SUPPLIED INFORMATION:
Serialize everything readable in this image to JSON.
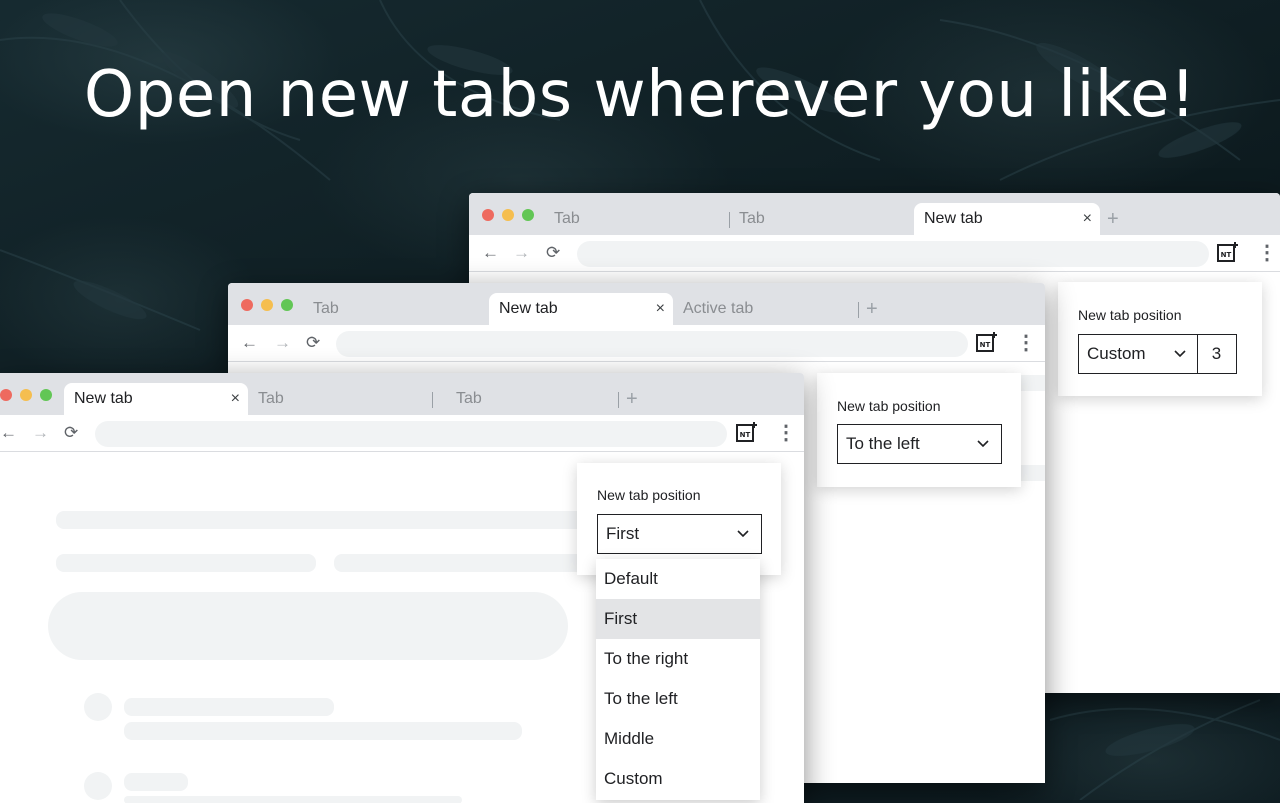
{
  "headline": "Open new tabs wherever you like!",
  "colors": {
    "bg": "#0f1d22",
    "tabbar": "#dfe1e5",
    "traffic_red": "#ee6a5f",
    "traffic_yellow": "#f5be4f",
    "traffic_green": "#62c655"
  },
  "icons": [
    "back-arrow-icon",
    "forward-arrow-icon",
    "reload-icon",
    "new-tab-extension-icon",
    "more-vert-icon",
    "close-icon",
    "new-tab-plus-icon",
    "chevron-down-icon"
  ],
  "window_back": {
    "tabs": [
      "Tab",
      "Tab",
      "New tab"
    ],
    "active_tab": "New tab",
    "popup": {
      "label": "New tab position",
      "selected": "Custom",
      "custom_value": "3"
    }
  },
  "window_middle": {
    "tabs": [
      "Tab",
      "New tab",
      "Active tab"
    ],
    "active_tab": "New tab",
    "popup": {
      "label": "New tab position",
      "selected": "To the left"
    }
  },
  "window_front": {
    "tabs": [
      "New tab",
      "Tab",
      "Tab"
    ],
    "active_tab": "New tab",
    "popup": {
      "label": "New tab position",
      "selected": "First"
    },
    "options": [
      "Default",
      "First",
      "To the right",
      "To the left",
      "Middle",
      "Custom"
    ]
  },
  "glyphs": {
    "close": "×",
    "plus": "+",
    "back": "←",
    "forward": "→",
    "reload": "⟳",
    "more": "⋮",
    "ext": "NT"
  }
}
---
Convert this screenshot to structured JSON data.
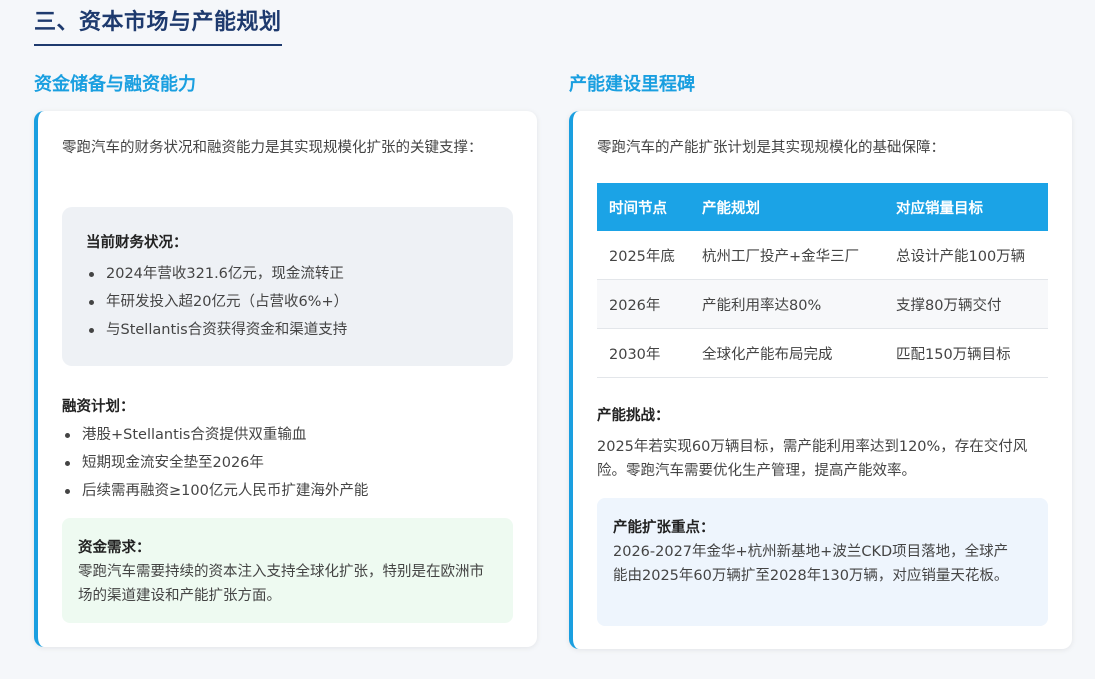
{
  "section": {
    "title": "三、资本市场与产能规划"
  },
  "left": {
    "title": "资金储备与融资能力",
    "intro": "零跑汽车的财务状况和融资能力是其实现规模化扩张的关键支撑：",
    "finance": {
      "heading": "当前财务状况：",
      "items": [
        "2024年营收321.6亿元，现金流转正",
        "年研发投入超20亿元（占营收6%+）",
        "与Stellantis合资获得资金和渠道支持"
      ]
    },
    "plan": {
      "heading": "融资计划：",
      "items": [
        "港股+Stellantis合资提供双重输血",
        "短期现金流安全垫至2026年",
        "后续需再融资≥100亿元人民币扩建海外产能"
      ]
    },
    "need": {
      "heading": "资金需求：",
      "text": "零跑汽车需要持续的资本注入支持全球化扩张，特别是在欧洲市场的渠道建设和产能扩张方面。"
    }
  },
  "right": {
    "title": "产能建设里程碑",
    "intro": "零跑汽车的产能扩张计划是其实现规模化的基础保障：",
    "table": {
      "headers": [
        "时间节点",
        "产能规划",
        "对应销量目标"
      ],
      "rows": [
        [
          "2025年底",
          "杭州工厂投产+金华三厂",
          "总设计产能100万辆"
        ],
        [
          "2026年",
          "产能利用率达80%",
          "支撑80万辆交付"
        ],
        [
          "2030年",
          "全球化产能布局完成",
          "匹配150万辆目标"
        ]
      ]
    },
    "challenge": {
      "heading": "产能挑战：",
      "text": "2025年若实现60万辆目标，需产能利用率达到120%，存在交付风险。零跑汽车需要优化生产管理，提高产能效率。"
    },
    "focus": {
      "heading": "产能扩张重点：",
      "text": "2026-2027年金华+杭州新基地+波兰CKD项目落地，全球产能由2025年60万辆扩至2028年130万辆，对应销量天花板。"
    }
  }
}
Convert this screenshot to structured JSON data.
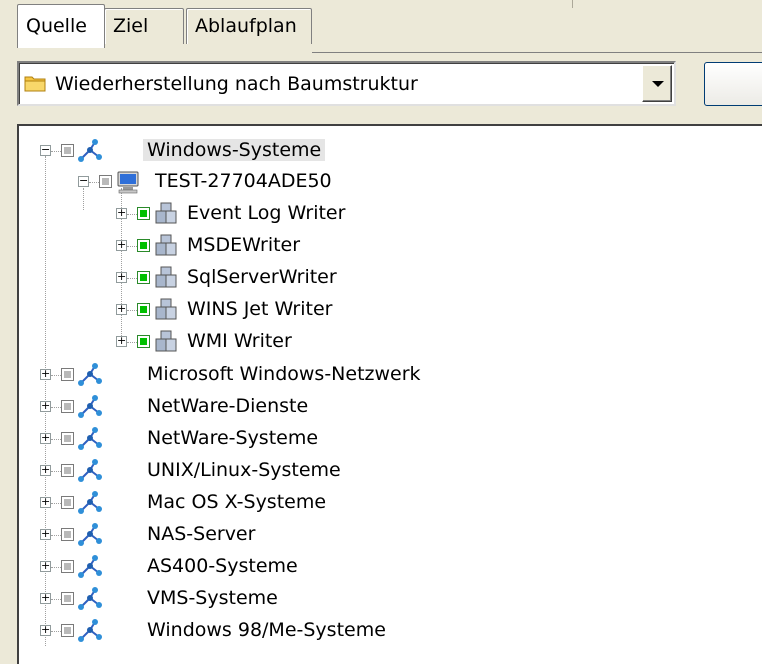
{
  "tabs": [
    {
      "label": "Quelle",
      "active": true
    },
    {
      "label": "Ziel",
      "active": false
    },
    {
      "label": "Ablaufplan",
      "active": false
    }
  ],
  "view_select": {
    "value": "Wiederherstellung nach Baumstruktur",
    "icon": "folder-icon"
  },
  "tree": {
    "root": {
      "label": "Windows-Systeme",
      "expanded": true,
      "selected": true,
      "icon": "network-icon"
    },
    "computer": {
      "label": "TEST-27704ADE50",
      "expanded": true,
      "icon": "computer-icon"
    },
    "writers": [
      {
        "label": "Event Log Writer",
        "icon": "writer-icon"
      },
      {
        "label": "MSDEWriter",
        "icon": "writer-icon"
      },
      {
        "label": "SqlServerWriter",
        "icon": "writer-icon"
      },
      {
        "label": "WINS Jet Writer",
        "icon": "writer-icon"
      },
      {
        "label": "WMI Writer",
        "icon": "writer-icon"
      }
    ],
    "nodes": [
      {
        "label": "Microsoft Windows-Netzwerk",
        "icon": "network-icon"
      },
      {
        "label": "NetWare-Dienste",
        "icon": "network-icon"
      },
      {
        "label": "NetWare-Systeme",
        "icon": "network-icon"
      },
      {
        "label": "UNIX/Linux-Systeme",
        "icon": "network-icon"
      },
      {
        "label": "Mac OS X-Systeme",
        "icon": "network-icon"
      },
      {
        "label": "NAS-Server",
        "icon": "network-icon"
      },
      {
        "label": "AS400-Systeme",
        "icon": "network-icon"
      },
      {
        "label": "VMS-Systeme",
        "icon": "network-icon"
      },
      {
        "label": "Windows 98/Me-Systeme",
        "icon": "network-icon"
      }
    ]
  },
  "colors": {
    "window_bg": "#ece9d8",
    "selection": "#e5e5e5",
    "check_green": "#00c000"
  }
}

WRITTEN REQUEST:
Extract each line holding the string "Systeme".

OUTPUT OF THE TASK:
      "label": "Windows-Systeme",
        "label": "NetWare-Systeme",
        "label": "UNIX/Linux-Systeme",
        "label": "Mac OS X-Systeme",
        "label": "AS400-Systeme",
        "label": "VMS-Systeme",
        "label": "Windows 98/Me-Systeme",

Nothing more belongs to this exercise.